TASK TO COMPLETE —
Copy all of the material word for word, except for the pictures.

Source data —

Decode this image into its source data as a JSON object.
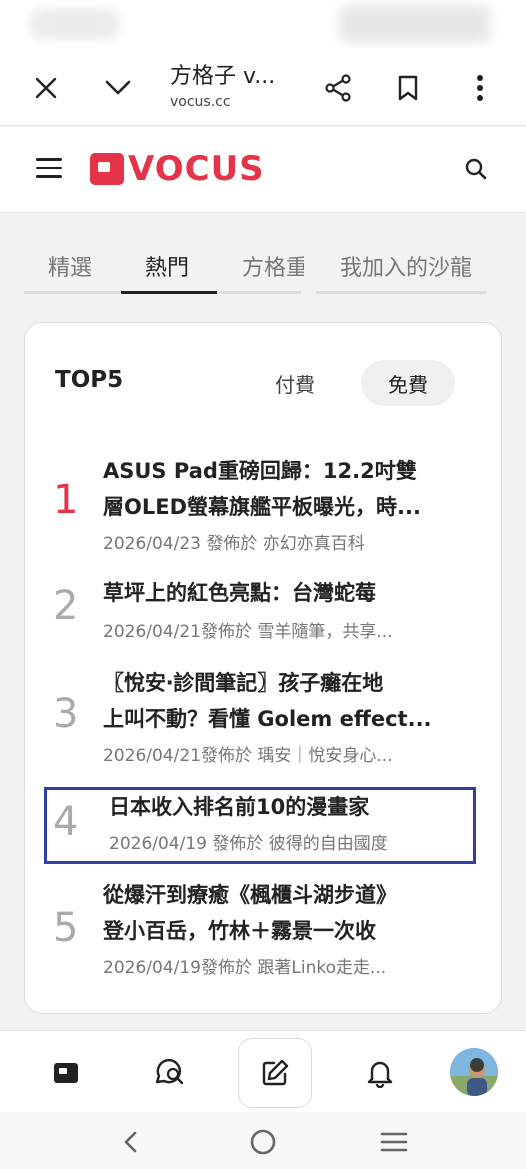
{
  "browser": {
    "tab_title": "方格子 v...",
    "url": "vocus.cc"
  },
  "site": {
    "logo_text": "VOCUS",
    "brand_color": "#e5334a"
  },
  "tabs": [
    {
      "label": "精選",
      "active": false
    },
    {
      "label": "熱門",
      "active": true
    },
    {
      "label": "方格重",
      "active": false
    },
    {
      "label": "我加入的沙龍",
      "active": false
    }
  ],
  "ranking": {
    "title": "TOP5",
    "filter_paid": "付費",
    "filter_free": "免費",
    "items": [
      {
        "rank": "1",
        "title_line1": "ASUS Pad重磅回歸：12.2吋雙",
        "title_line2": "層OLED螢幕旗艦平板曝光，時...",
        "meta": "2026/04/23 發佈於 亦幻亦真百科"
      },
      {
        "rank": "2",
        "title_line1": "草坪上的紅色亮點：台灣蛇莓",
        "meta": "2026/04/21發佈於 雪羊隨筆，共享..."
      },
      {
        "rank": "3",
        "title_line1": "〖悅安‧診間筆記〗孩子癱在地",
        "title_line2": "上叫不動？看懂 Golem effect...",
        "meta": "2026/04/21發佈於 瑀安｜悅安身心..."
      },
      {
        "rank": "4",
        "title_line1": "日本收入排名前10的漫畫家",
        "meta": "2026/04/19 發佈於 彼得的自由國度"
      },
      {
        "rank": "5",
        "title_line1": "從爆汗到療癒《楓櫃斗湖步道》",
        "title_line2": "登小百岳，竹林＋霧景一次收",
        "meta": "2026/04/19發佈於 跟著Linko走走..."
      }
    ]
  },
  "highlight_color": "#2f3fa4"
}
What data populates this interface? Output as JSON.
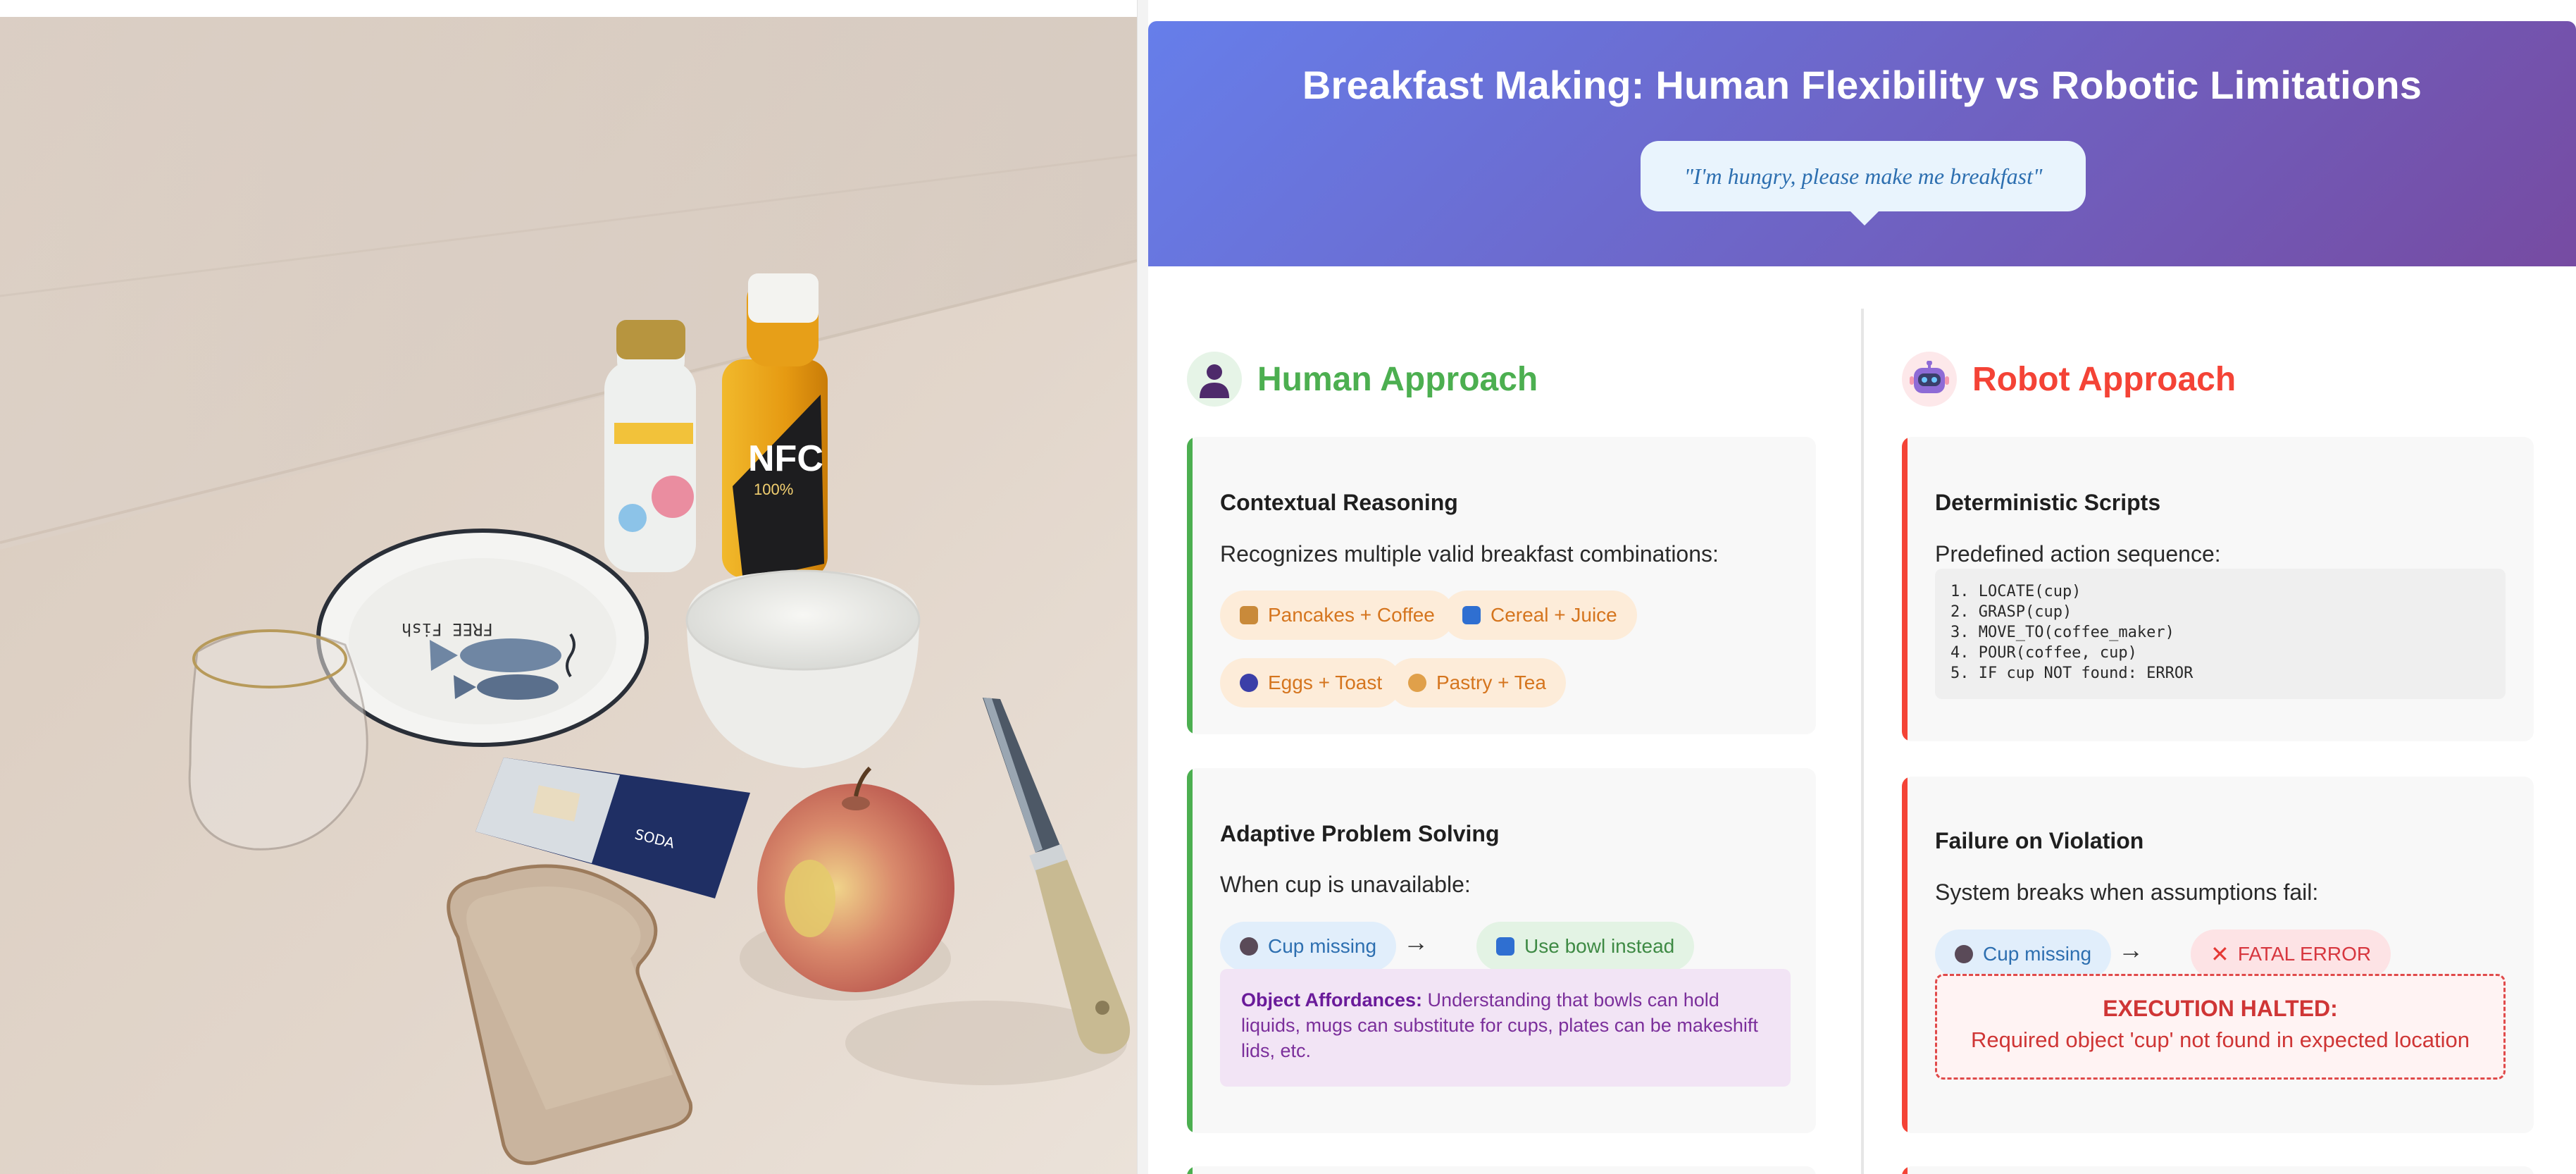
{
  "header": {
    "title": "Breakfast Making: Human Flexibility vs Robotic Limitations",
    "prompt": "\"I'm hungry, please make me breakfast\""
  },
  "human": {
    "title": "Human Approach",
    "avatar_icon": "person-icon",
    "accent": "#4caf50",
    "contextual": {
      "title": "Contextual Reasoning",
      "text": "Recognizes multiple valid breakfast combinations:",
      "chips": [
        {
          "label": "Pancakes + Coffee",
          "icon": "pancake-icon"
        },
        {
          "label": "Cereal + Juice",
          "icon": "cereal-icon"
        },
        {
          "label": "Eggs + Toast",
          "icon": "egg-icon"
        },
        {
          "label": "Pastry + Tea",
          "icon": "croissant-icon"
        }
      ]
    },
    "adaptive": {
      "title": "Adaptive Problem Solving",
      "text": "When cup is unavailable:",
      "from": "Cup missing",
      "to": "Use bowl instead",
      "arrow": "→",
      "note_label": "Object Affordances:",
      "note_text": " Understanding that bowls can hold liquids, mugs can substitute for cups, plates can be makeshift lids, etc."
    }
  },
  "robot": {
    "title": "Robot Approach",
    "avatar_icon": "robot-icon",
    "accent": "#f44336",
    "scripts": {
      "title": "Deterministic Scripts",
      "text": "Predefined action sequence:",
      "steps": [
        "1. LOCATE(cup)",
        "2. GRASP(cup)",
        "3. MOVE_TO(coffee_maker)",
        "4. POUR(coffee, cup)",
        "5. IF cup NOT found: ERROR"
      ]
    },
    "failure": {
      "title": "Failure on Violation",
      "text": "System breaks when assumptions fail:",
      "from": "Cup missing",
      "to": "FATAL ERROR",
      "arrow": "→",
      "halt_title": "EXECUTION HALTED:",
      "halt_msg": "Required object 'cup' not found in expected location"
    }
  },
  "colors": {
    "header_start": "#667eea",
    "header_end": "#764ba2",
    "human_accent": "#4caf50",
    "robot_accent": "#f44336"
  }
}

ANSWER TO THE EXERCISE —
Decode this image into its source data as a JSON object.
{
  "browser": {
    "tab_title": "方格子 v...",
    "url": "vocus.cc"
  },
  "site": {
    "logo_text": "VOCUS",
    "brand_color": "#e5334a"
  },
  "tabs": [
    {
      "label": "精選",
      "active": false
    },
    {
      "label": "熱門",
      "active": true
    },
    {
      "label": "方格重",
      "active": false
    },
    {
      "label": "我加入的沙龍",
      "active": false
    }
  ],
  "ranking": {
    "title": "TOP5",
    "filter_paid": "付費",
    "filter_free": "免費",
    "items": [
      {
        "rank": "1",
        "title_line1": "ASUS Pad重磅回歸：12.2吋雙",
        "title_line2": "層OLED螢幕旗艦平板曝光，時...",
        "meta": "2026/04/23 發佈於 亦幻亦真百科"
      },
      {
        "rank": "2",
        "title_line1": "草坪上的紅色亮點：台灣蛇莓",
        "meta": "2026/04/21發佈於 雪羊隨筆，共享..."
      },
      {
        "rank": "3",
        "title_line1": "〖悅安‧診間筆記〗孩子癱在地",
        "title_line2": "上叫不動？看懂 Golem effect...",
        "meta": "2026/04/21發佈於 瑀安｜悅安身心..."
      },
      {
        "rank": "4",
        "title_line1": "日本收入排名前10的漫畫家",
        "meta": "2026/04/19 發佈於 彼得的自由國度"
      },
      {
        "rank": "5",
        "title_line1": "從爆汗到療癒《楓櫃斗湖步道》",
        "title_line2": "登小百岳，竹林＋霧景一次收",
        "meta": "2026/04/19發佈於 跟著Linko走走..."
      }
    ]
  },
  "highlight_color": "#2f3fa4"
}
What data populates this interface? Output as JSON.
{
  "header": {
    "title": "Breakfast Making: Human Flexibility vs Robotic Limitations",
    "prompt": "\"I'm hungry, please make me breakfast\""
  },
  "human": {
    "title": "Human Approach",
    "avatar_icon": "person-icon",
    "accent": "#4caf50",
    "contextual": {
      "title": "Contextual Reasoning",
      "text": "Recognizes multiple valid breakfast combinations:",
      "chips": [
        {
          "label": "Pancakes + Coffee",
          "icon": "pancake-icon"
        },
        {
          "label": "Cereal + Juice",
          "icon": "cereal-icon"
        },
        {
          "label": "Eggs + Toast",
          "icon": "egg-icon"
        },
        {
          "label": "Pastry + Tea",
          "icon": "croissant-icon"
        }
      ]
    },
    "adaptive": {
      "title": "Adaptive Problem Solving",
      "text": "When cup is unavailable:",
      "from": "Cup missing",
      "to": "Use bowl instead",
      "arrow": "→",
      "note_label": "Object Affordances:",
      "note_text": " Understanding that bowls can hold liquids, mugs can substitute for cups, plates can be makeshift lids, etc."
    }
  },
  "robot": {
    "title": "Robot Approach",
    "avatar_icon": "robot-icon",
    "accent": "#f44336",
    "scripts": {
      "title": "Deterministic Scripts",
      "text": "Predefined action sequence:",
      "steps": [
        "1. LOCATE(cup)",
        "2. GRASP(cup)",
        "3. MOVE_TO(coffee_maker)",
        "4. POUR(coffee, cup)",
        "5. IF cup NOT found: ERROR"
      ]
    },
    "failure": {
      "title": "Failure on Violation",
      "text": "System breaks when assumptions fail:",
      "from": "Cup missing",
      "to": "FATAL ERROR",
      "arrow": "→",
      "halt_title": "EXECUTION HALTED:",
      "halt_msg": "Required object 'cup' not found in expected location"
    }
  },
  "colors": {
    "header_start": "#667eea",
    "header_end": "#764ba2",
    "human_accent": "#4caf50",
    "robot_accent": "#f44336"
  }
}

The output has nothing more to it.